_SELECTED EXTRACT_:
○ ○ ○ ○ ○ ○ ○
UNITED STATES

SECURITIES AND EXCHANGE COMMISSION

Washington, D.C. 20549

 

FORM 8-K

 

CURRENT REPORT

Pursuant to Section 13 or 15(d) of

the Securities Exchange Act of 1934

 

Date of Report (Date of earliest event reported) February 10, 2010

 

AVALONBAY COMMUNITIES, INC.

(Exact Name of Registrant as Specified in Its Charter)

 

Maryland

(State or Other Jurisdiction of Incorporation)

 

1-12672

 

77-0404318

(Commission File Number)

 

(I.R.S. Employer Identification No.)

 

2900 Eisenhower Avenue, Suite 300, Alexandria, Virginia

 

22314

(Address of Principal Executive Offices)

 

(Zip Code)

 

Registrant’s telephone number, including area code (703) 329-6300

 

Check the appropriate box below if the Form 8-K filing is intended to simultaneously satisfy the filing obligation of the registrant under any of the following provisions:

 

o Written communications pursuant to Rule 425 under the Securities Act (17 CFR 230.425)

 

o Soliciting material pursuant to Rule 14a-12 under the Exchange Act (17 CFR 240.14a-12)
○ ○ ○ ○ ○ ○ ○
_DATA FOR REVIEW_:
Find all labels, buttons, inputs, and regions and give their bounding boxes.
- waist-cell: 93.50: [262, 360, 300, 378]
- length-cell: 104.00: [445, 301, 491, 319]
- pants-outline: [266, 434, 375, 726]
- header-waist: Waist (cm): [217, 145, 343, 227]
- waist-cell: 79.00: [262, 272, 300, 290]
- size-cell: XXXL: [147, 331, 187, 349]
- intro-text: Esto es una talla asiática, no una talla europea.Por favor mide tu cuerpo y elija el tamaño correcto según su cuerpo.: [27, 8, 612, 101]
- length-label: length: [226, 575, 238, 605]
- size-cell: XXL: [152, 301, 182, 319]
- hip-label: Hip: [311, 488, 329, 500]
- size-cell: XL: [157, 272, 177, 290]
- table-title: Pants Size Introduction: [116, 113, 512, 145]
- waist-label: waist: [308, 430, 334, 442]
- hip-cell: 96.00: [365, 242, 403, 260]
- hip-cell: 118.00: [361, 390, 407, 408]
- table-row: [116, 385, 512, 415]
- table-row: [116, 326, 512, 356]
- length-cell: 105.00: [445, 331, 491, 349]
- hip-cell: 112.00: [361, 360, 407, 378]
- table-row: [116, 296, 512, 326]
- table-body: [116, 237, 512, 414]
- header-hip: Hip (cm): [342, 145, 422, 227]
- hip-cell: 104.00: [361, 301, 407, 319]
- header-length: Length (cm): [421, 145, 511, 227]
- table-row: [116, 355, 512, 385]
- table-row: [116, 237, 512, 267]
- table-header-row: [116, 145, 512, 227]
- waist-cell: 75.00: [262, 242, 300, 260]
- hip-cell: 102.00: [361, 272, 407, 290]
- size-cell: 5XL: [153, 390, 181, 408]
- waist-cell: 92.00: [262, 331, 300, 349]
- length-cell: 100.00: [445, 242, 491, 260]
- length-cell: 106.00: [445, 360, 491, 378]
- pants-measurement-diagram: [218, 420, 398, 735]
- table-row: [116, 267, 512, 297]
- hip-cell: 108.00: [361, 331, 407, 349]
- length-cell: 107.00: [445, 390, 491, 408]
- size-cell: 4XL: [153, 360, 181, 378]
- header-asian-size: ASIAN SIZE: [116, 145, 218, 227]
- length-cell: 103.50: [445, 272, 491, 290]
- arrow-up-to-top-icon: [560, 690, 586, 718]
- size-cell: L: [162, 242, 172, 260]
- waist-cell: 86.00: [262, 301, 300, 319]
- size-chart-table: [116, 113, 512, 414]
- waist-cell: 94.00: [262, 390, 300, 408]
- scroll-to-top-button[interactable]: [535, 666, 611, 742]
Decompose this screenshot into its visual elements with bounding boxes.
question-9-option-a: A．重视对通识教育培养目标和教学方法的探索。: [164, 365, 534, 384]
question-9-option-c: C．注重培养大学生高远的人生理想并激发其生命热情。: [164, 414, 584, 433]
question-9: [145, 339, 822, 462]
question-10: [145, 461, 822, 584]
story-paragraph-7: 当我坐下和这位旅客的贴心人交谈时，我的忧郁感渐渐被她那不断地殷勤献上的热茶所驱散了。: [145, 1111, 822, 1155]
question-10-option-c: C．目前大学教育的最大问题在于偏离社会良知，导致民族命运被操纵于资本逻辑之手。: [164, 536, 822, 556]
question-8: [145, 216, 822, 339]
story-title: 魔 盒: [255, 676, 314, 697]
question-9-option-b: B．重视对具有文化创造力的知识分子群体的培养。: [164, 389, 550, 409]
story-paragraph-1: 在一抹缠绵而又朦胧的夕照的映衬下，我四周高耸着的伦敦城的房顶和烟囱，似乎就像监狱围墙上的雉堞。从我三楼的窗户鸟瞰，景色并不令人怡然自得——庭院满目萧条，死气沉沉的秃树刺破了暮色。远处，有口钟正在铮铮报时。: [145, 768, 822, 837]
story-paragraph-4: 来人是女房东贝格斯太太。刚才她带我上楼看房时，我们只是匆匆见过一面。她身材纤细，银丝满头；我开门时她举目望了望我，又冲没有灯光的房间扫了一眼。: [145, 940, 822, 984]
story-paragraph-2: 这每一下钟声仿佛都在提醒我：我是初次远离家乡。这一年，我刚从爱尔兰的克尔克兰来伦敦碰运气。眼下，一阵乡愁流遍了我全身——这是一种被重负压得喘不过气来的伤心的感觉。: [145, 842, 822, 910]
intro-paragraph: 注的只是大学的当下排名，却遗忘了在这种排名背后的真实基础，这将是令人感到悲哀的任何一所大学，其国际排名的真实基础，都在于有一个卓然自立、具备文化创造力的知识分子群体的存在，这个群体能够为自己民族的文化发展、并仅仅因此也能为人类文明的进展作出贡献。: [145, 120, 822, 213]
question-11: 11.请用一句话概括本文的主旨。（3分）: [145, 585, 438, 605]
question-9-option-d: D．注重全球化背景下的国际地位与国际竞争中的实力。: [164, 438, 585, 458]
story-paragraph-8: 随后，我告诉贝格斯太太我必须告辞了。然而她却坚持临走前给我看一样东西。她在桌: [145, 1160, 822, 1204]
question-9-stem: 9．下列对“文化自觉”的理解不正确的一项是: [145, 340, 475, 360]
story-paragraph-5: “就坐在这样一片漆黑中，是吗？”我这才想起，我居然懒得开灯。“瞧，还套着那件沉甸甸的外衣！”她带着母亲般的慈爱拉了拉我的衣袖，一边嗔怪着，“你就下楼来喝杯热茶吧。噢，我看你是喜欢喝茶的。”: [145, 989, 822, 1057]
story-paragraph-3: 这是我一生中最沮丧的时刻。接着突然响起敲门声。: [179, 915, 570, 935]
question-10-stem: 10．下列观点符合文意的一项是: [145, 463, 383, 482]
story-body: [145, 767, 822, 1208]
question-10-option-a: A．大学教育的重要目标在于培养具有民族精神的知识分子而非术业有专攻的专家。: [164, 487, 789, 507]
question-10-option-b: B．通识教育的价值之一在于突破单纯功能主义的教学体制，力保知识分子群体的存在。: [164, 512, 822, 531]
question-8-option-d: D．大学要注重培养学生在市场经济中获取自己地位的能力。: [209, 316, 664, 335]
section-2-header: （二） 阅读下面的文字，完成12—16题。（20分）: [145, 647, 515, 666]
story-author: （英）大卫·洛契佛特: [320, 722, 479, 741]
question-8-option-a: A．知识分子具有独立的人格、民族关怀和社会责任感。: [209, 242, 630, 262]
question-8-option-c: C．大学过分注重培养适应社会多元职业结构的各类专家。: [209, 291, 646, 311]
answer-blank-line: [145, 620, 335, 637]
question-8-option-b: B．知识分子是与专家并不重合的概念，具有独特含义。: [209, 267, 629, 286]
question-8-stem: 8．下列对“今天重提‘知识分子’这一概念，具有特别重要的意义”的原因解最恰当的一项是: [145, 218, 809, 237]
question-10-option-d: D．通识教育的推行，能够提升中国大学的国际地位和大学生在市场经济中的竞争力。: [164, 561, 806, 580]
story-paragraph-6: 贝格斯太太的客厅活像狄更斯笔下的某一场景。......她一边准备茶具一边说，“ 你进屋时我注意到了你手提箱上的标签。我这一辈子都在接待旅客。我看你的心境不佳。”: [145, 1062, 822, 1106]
○ ○ ○ ○ ○ ○ ○
_EXERCISE TASKS_:
[1] Using the Form 8-K cover page, decide whether each statement agrees with it. Answer yes or no, and quote the deciding words.
(a) The earliest event reported is dated February 10, 2010.
(b) The registrant is incorporated in Virginia.
(c) The registrant's telephone area code is 703.
[2] Retype the Form 8-K cover page word for word. Begin at the words "Registrant’s telephone number, including" and stop after "(17 CFR 230.425)".
[3] Summarize the Form 8-K cover page in two sentences.

_SET OF ANSWERS_:
[1]
(a) Yes: "Date of Report (Date of earliest event reported) February 10, 2010"
(b) No: "Maryland"
(c) Yes: "Registrant’s telephone number, including area code (703) 329-6300"

[2]
Registrant’s telephone number, including area code (703) 329-6300

 

Check the appropriate box below if the Form 8-K filing is intended to simultaneously satisfy the filing obligation of the registrant under any of the following provisions:

 

o Written communications pursuant to Rule 425 under the Securities Act (17 CFR 230.425)

[3] This is a Form 8-K current report for AvalonBay Communities, Inc., a Maryland registrant, made under Section 13 or 15(d) of the Securities Exchange Act of 1934, with a date of report of February 10, 2010. It gives the registrant's principal executive offices as 2900 Eisenhower Avenue, Suite 300, Alexandria, Virginia, and its telephone number as (703) 329-6300.